REQUEST: Collect all lines from the listing that include the string "руху".

DATA LINES:
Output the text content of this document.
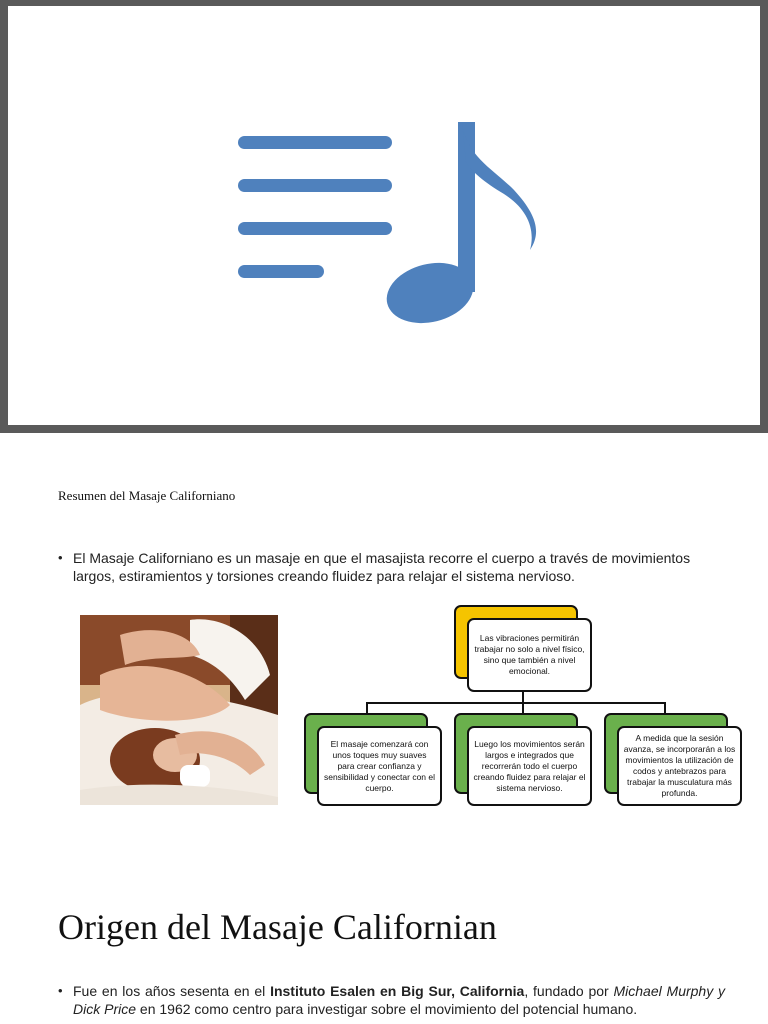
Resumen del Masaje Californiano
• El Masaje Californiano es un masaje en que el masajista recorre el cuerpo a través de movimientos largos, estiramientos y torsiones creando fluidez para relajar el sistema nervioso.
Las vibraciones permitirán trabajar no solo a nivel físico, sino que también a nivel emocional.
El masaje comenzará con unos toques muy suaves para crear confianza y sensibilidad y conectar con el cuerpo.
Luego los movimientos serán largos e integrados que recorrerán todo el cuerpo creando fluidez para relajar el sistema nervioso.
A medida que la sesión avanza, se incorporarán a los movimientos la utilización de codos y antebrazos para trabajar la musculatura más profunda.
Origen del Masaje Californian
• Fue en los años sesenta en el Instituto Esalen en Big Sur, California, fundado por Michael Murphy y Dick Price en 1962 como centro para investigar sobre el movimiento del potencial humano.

--

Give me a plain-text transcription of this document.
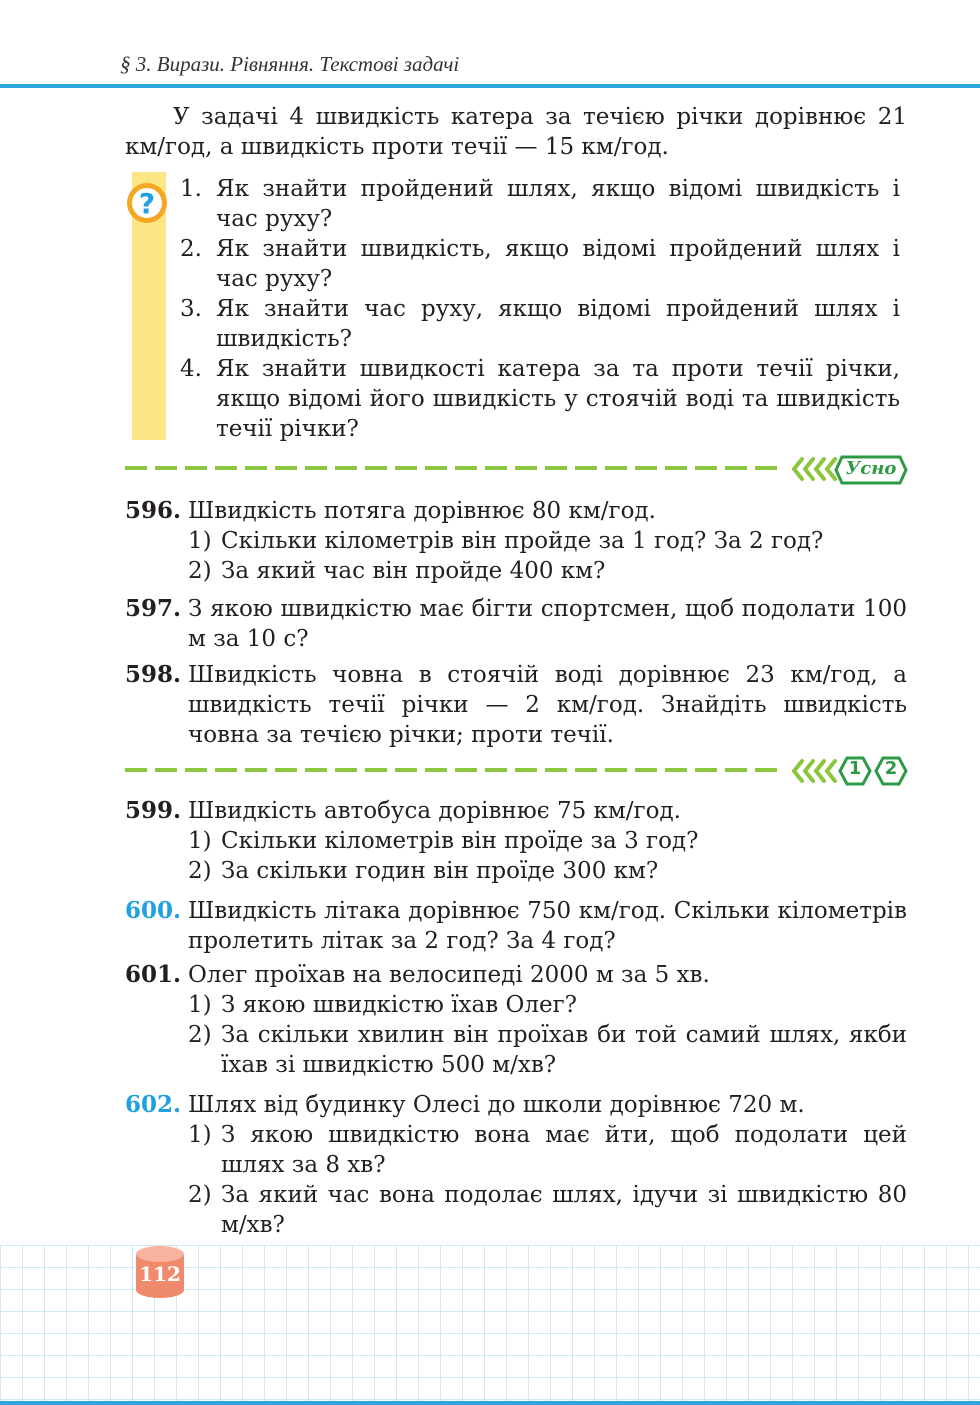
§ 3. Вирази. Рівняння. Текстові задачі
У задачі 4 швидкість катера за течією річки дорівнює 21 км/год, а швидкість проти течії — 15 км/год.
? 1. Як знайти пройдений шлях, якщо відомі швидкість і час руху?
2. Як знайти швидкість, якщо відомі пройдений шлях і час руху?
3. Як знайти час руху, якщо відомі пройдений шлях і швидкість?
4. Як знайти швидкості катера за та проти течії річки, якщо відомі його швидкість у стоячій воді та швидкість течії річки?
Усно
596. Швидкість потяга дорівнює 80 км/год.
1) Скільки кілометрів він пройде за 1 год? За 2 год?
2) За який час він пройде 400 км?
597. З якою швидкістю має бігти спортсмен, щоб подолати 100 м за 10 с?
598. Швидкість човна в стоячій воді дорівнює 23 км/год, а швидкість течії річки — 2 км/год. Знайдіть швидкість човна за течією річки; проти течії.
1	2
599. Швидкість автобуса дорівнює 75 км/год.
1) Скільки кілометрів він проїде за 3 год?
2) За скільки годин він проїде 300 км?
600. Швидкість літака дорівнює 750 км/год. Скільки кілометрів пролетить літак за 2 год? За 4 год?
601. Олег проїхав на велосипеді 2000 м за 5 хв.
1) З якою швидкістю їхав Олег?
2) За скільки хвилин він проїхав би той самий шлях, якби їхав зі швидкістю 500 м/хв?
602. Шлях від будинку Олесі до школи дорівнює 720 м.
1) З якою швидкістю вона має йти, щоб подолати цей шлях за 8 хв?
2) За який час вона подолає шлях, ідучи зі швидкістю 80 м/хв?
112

==

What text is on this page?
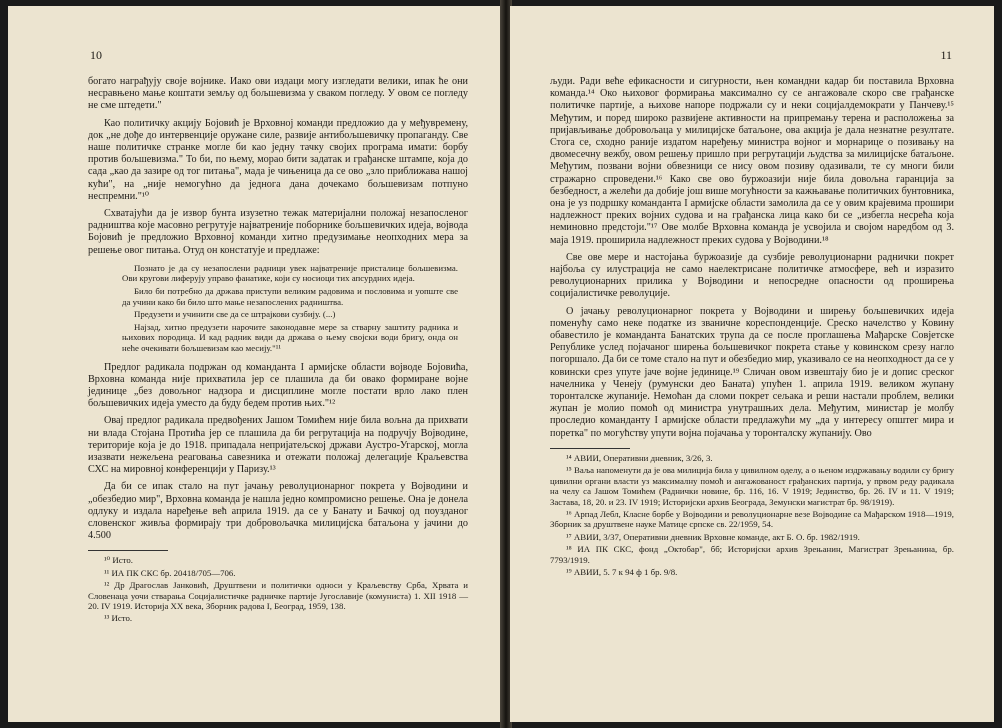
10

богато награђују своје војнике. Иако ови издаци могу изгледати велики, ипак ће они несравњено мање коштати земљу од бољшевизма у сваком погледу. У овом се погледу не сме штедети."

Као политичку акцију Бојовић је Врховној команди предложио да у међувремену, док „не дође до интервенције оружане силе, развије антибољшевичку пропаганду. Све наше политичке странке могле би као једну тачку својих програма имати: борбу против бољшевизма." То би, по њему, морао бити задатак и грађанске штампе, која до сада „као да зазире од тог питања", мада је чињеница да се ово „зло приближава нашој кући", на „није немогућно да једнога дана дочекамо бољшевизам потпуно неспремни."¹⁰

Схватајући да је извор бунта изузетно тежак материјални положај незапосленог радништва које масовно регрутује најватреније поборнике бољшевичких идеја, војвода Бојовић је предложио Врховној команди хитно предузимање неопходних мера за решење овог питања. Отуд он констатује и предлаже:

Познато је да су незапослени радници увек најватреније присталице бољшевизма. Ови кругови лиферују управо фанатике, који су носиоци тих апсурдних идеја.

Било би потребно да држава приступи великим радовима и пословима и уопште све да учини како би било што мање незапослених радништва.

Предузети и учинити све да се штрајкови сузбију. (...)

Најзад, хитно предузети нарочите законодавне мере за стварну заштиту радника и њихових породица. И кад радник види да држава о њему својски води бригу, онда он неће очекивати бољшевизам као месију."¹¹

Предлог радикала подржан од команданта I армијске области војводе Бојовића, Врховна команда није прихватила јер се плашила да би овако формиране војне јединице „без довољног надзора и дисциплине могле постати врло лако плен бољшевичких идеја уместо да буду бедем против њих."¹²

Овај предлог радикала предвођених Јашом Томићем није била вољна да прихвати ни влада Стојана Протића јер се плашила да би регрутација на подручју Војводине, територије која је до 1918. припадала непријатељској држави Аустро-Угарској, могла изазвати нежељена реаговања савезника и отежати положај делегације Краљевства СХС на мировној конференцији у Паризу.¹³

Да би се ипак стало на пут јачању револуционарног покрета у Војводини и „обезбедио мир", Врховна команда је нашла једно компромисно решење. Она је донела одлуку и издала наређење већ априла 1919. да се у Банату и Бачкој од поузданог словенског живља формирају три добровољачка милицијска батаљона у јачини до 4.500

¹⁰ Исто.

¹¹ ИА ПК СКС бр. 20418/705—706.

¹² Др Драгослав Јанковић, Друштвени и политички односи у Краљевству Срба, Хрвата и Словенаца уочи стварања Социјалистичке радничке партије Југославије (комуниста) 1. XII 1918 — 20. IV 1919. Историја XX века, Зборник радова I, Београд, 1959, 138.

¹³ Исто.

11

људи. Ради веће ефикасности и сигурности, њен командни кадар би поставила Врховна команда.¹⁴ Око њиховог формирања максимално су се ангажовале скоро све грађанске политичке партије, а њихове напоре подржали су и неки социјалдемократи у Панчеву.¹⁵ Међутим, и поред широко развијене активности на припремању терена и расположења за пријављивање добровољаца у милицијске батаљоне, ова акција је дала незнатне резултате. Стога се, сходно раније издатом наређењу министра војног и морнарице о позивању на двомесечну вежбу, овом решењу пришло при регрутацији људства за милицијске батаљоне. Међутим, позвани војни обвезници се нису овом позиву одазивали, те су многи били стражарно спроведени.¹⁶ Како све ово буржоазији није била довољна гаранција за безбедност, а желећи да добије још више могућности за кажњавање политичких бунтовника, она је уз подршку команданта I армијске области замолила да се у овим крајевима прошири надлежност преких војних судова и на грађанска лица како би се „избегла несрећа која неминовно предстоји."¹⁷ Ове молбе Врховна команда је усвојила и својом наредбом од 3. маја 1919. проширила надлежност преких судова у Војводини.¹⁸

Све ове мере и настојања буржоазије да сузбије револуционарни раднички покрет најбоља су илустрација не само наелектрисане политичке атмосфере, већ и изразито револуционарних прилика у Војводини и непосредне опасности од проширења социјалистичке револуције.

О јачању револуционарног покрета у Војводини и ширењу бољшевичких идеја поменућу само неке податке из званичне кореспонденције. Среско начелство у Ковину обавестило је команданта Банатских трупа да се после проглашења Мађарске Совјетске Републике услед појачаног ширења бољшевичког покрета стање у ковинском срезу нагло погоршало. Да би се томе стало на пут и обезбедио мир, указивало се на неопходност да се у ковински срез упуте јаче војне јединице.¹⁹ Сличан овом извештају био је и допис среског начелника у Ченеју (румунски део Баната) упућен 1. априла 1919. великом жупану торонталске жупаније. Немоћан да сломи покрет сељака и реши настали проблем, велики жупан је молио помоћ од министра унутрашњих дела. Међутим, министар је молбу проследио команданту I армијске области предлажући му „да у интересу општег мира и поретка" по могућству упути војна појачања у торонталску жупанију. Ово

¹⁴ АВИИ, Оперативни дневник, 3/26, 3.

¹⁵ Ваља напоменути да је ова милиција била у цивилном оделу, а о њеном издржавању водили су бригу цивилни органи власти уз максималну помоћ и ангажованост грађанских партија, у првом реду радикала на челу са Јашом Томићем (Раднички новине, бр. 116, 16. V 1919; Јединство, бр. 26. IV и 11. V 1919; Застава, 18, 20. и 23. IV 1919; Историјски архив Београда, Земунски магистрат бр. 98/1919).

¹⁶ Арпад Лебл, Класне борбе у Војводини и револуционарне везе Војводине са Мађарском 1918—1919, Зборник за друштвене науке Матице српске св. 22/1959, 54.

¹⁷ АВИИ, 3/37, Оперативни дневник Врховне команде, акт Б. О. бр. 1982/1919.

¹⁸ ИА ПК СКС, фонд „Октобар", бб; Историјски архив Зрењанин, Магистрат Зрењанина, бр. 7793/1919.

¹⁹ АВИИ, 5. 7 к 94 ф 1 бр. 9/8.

PROBLEM SOLUTION:
? 1. Як знайти пройдений шлях, якщо відомі швидкість і час руху?
2. Як знайти швидкість, якщо відомі пройдений шлях і час руху?
3. Як знайти час руху, якщо відомі пройдений шлях і швидкість?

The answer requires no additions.